### Task details
Output each entry verbatim and exclude every picture from it.

### Dataset content
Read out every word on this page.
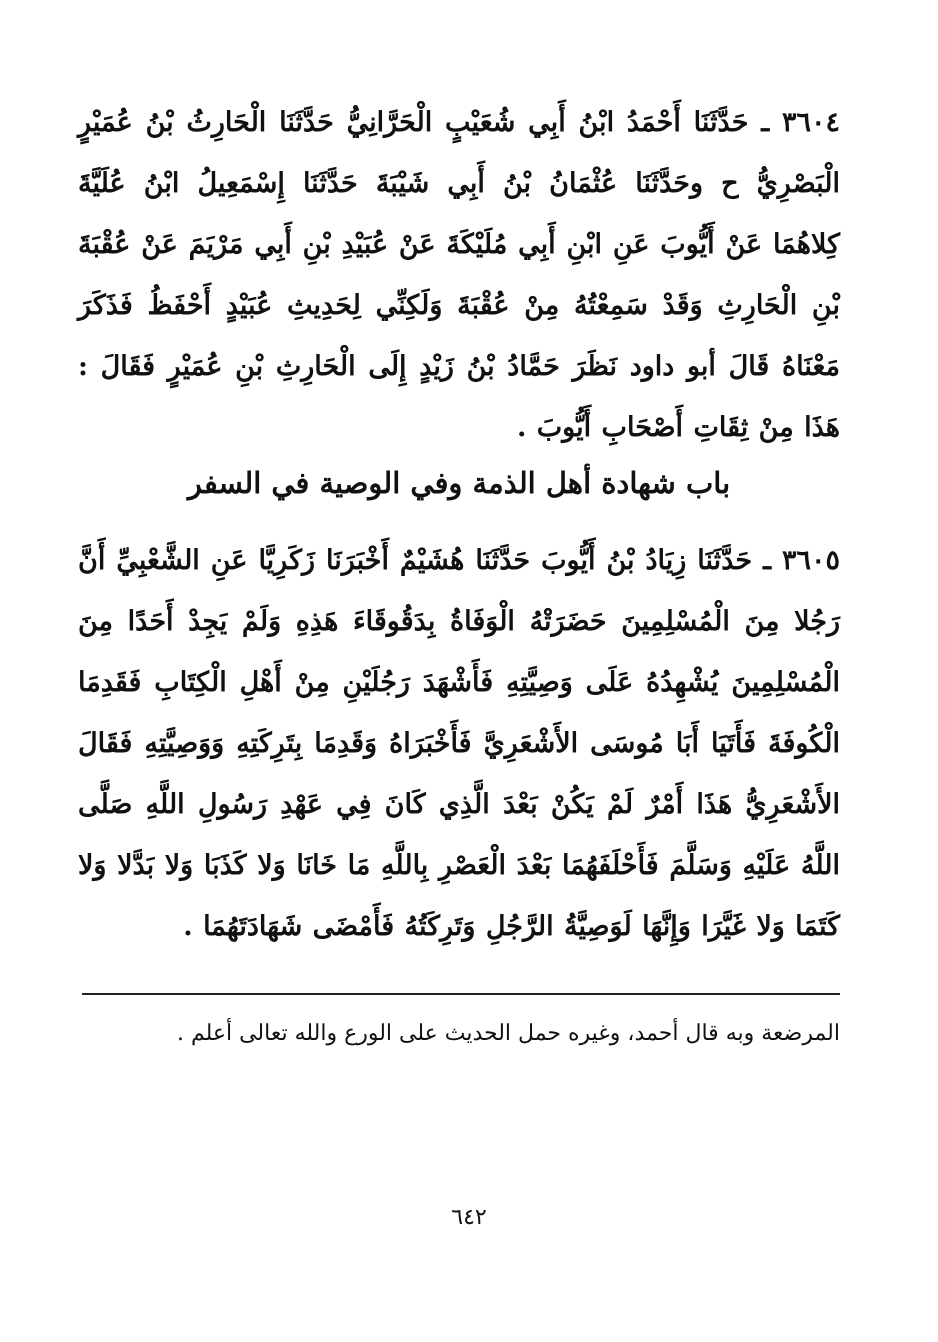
٣٦٠٤ ـ حَدَّثَنَا أَحْمَدُ ابْنُ أَبِي شُعَيْبٍ الْحَرَّانِيُّ حَدَّثَنَا الْحَارِثُ بْنُ عُمَيْرٍ الْبَصْرِيُّ ح وحَدَّثَنَا عُثْمَانُ بْنُ أَبِي شَيْبَةَ حَدَّثَنَا إِسْمَعِيلُ ابْنُ عُلَيَّةَ كِلاهُمَا عَنْ أَيُّوبَ عَنِ ابْنِ أَبِي مُلَيْكَةَ عَنْ عُبَيْدِ بْنِ أَبِي مَرْيَمَ عَنْ عُقْبَةَ بْنِ الْحَارِثِ وَقَدْ سَمِعْتُهُ مِنْ عُقْبَةَ وَلَكِنِّي لِحَدِيثِ عُبَيْدٍ أَحْفَظُ فَذَكَرَ مَعْنَاهُ قَالَ أبو داود نَظَرَ حَمَّادُ بْنُ زَيْدٍ إِلَى الْحَارِثِ بْنِ عُمَيْرٍ فَقَالَ : هَذَا مِنْ ثِقَاتِ أَصْحَابِ أَيُّوبَ .
باب شهادة أهل الذمة وفي الوصية في السفر
٣٦٠٥ ـ حَدَّثَنَا زِيَادُ بْنُ أَيُّوبَ حَدَّثَنَا هُشَيْمٌ أَخْبَرَنَا زَكَرِيَّا عَنِ الشَّعْبِيِّ أَنَّ رَجُلا مِنَ الْمُسْلِمِينَ حَضَرَتْهُ الْوَفَاةُ بِدَقُوقَاءَ هَذِهِ وَلَمْ يَجِدْ أَحَدًا مِنَ الْمُسْلِمِينَ يُشْهِدُهُ عَلَى وَصِيَّتِهِ فَأَشْهَدَ رَجُلَيْنِ مِنْ أَهْلِ الْكِتَابِ فَقَدِمَا الْكُوفَةَ فَأَتَيَا أَبَا مُوسَى الأَشْعَرِيَّ فَأَخْبَرَاهُ وَقَدِمَا بِتَرِكَتِهِ وَوَصِيَّتِهِ فَقَالَ الأَشْعَرِيُّ هَذَا أَمْرٌ لَمْ يَكُنْ بَعْدَ الَّذِي كَانَ فِي عَهْدِ رَسُولِ اللَّهِ صَلَّى اللَّهُ عَلَيْهِ وَسَلَّمَ فَأَحْلَفَهُمَا بَعْدَ الْعَصْرِ بِاللَّهِ مَا خَانَا وَلا كَذَبَا وَلا بَدَّلا وَلا كَتَمَا وَلا غَيَّرَا وَإِنَّهَا لَوَصِيَّةُ الرَّجُلِ وَتَرِكَتُهُ فَأَمْضَى شَهَادَتَهُمَا .
المرضعة وبه قال أحمد، وغيره حمل الحديث على الورع والله تعالى أعلم .
٦٤٢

### Final answer
Read out every word on this page.
٣٦٠٤ ـ حَدَّثَنَا أَحْمَدُ ابْنُ أَبِي شُعَيْبٍ الْحَرَّانِيُّ حَدَّثَنَا الْحَارِثُ بْنُ عُمَيْرٍ الْبَصْرِيُّ ح وحَدَّثَنَا عُثْمَانُ بْنُ أَبِي شَيْبَةَ حَدَّثَنَا إِسْمَعِيلُ ابْنُ عُلَيَّةَ كِلاهُمَا عَنْ أَيُّوبَ عَنِ ابْنِ أَبِي مُلَيْكَةَ عَنْ عُبَيْدِ بْنِ أَبِي مَرْيَمَ عَنْ عُقْبَةَ بْنِ الْحَارِثِ وَقَدْ سَمِعْتُهُ مِنْ عُقْبَةَ وَلَكِنِّي لِحَدِيثِ عُبَيْدٍ أَحْفَظُ فَذَكَرَ مَعْنَاهُ قَالَ أبو داود نَظَرَ حَمَّادُ بْنُ زَيْدٍ إِلَى الْحَارِثِ بْنِ عُمَيْرٍ فَقَالَ : هَذَا مِنْ ثِقَاتِ أَصْحَابِ أَيُّوبَ .
باب شهادة أهل الذمة وفي الوصية في السفر
٣٦٠٥ ـ حَدَّثَنَا زِيَادُ بْنُ أَيُّوبَ حَدَّثَنَا هُشَيْمٌ أَخْبَرَنَا زَكَرِيَّا عَنِ الشَّعْبِيِّ أَنَّ رَجُلا مِنَ الْمُسْلِمِينَ حَضَرَتْهُ الْوَفَاةُ بِدَقُوقَاءَ هَذِهِ وَلَمْ يَجِدْ أَحَدًا مِنَ الْمُسْلِمِينَ يُشْهِدُهُ عَلَى وَصِيَّتِهِ فَأَشْهَدَ رَجُلَيْنِ مِنْ أَهْلِ الْكِتَابِ فَقَدِمَا الْكُوفَةَ فَأَتَيَا أَبَا مُوسَى الأَشْعَرِيَّ فَأَخْبَرَاهُ وَقَدِمَا بِتَرِكَتِهِ وَوَصِيَّتِهِ فَقَالَ الأَشْعَرِيُّ هَذَا أَمْرٌ لَمْ يَكُنْ بَعْدَ الَّذِي كَانَ فِي عَهْدِ رَسُولِ اللَّهِ صَلَّى اللَّهُ عَلَيْهِ وَسَلَّمَ فَأَحْلَفَهُمَا بَعْدَ الْعَصْرِ بِاللَّهِ مَا خَانَا وَلا كَذَبَا وَلا بَدَّلا وَلا كَتَمَا وَلا غَيَّرَا وَإِنَّهَا لَوَصِيَّةُ الرَّجُلِ وَتَرِكَتُهُ فَأَمْضَى شَهَادَتَهُمَا .
المرضعة وبه قال أحمد، وغيره حمل الحديث على الورع والله تعالى أعلم .
٦٤٢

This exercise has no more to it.